### [Work instructions]
Please output every line of the material as it stands, without the pictures.

(Collected data)
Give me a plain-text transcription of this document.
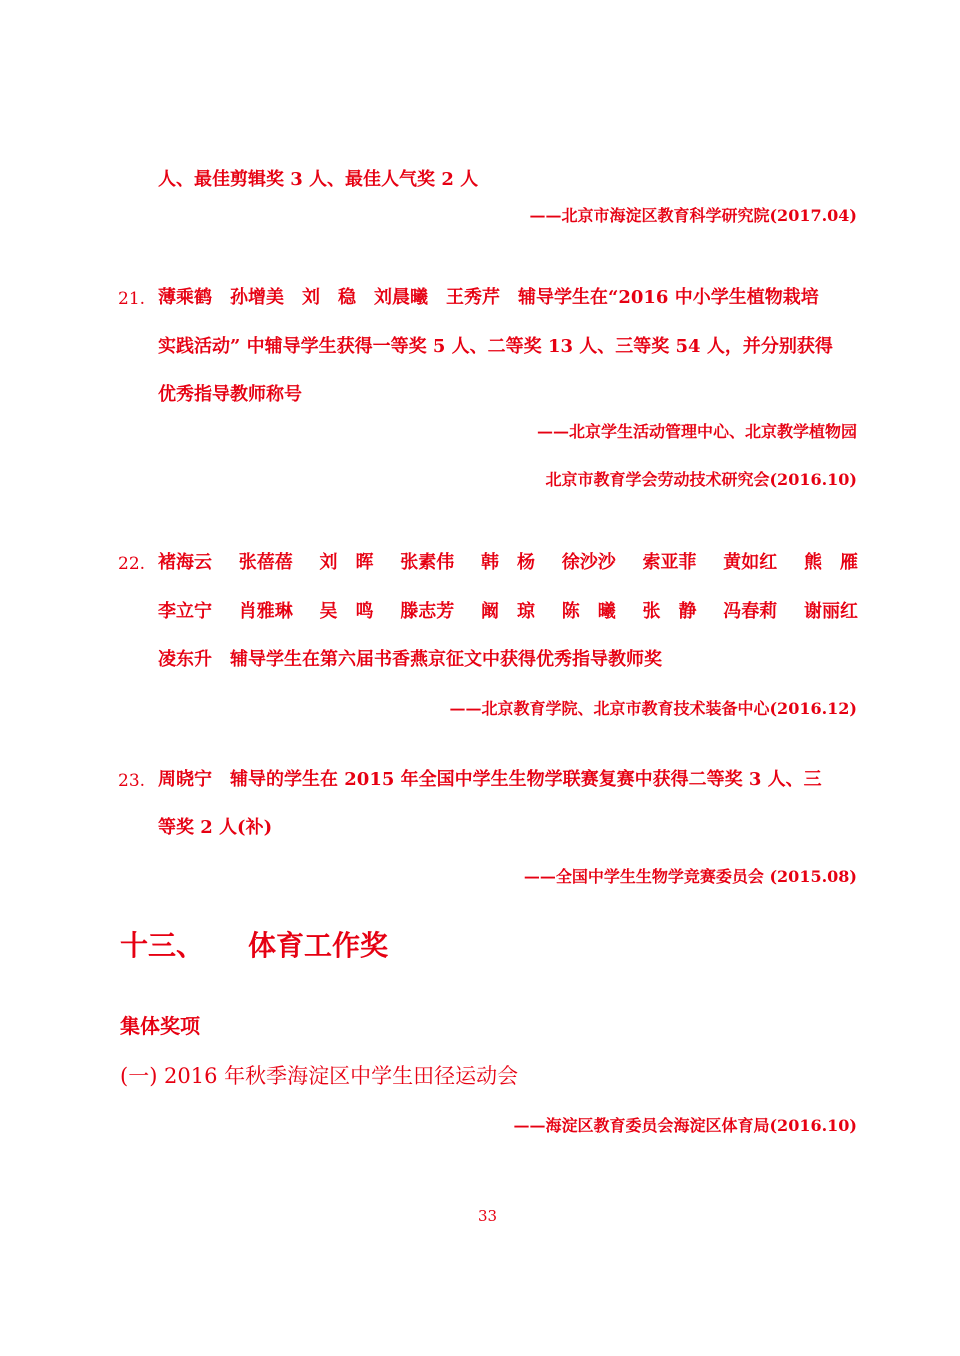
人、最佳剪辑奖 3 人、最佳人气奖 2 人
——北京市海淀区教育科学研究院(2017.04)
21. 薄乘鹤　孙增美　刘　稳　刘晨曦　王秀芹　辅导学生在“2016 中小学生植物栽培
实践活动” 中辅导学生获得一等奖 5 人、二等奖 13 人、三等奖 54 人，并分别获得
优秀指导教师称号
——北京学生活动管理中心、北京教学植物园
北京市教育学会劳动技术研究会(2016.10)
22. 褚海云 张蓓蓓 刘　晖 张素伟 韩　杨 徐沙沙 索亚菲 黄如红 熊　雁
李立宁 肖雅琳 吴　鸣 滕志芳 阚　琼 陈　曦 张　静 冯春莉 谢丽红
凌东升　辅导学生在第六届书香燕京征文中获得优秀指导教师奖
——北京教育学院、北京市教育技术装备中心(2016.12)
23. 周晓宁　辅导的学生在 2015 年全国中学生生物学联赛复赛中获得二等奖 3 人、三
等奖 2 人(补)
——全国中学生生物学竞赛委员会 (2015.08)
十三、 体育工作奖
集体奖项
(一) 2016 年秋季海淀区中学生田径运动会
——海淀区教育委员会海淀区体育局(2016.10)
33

### [Response for this exercise]
Give me a plain-text transcription of this document.
人、最佳剪辑奖 3 人、最佳人气奖 2 人
——北京市海淀区教育科学研究院(2017.04)
21. 薄乘鹤　孙增美　刘　稳　刘晨曦　王秀芹　辅导学生在“2016 中小学生植物栽培
实践活动” 中辅导学生获得一等奖 5 人、二等奖 13 人、三等奖 54 人，并分别获得
优秀指导教师称号
——北京学生活动管理中心、北京教学植物园
北京市教育学会劳动技术研究会(2016.10)
22. 褚海云 张蓓蓓 刘　晖 张素伟 韩　杨 徐沙沙 索亚菲 黄如红 熊　雁
李立宁 肖雅琳 吴　鸣 滕志芳 阚　琼 陈　曦 张　静 冯春莉 谢丽红
凌东升　辅导学生在第六届书香燕京征文中获得优秀指导教师奖
——北京教育学院、北京市教育技术装备中心(2016.12)
23. 周晓宁　辅导的学生在 2015 年全国中学生生物学联赛复赛中获得二等奖 3 人、三
等奖 2 人(补)
——全国中学生生物学竞赛委员会 (2015.08)
十三、 体育工作奖
集体奖项
(一) 2016 年秋季海淀区中学生田径运动会
——海淀区教育委员会海淀区体育局(2016.10)
33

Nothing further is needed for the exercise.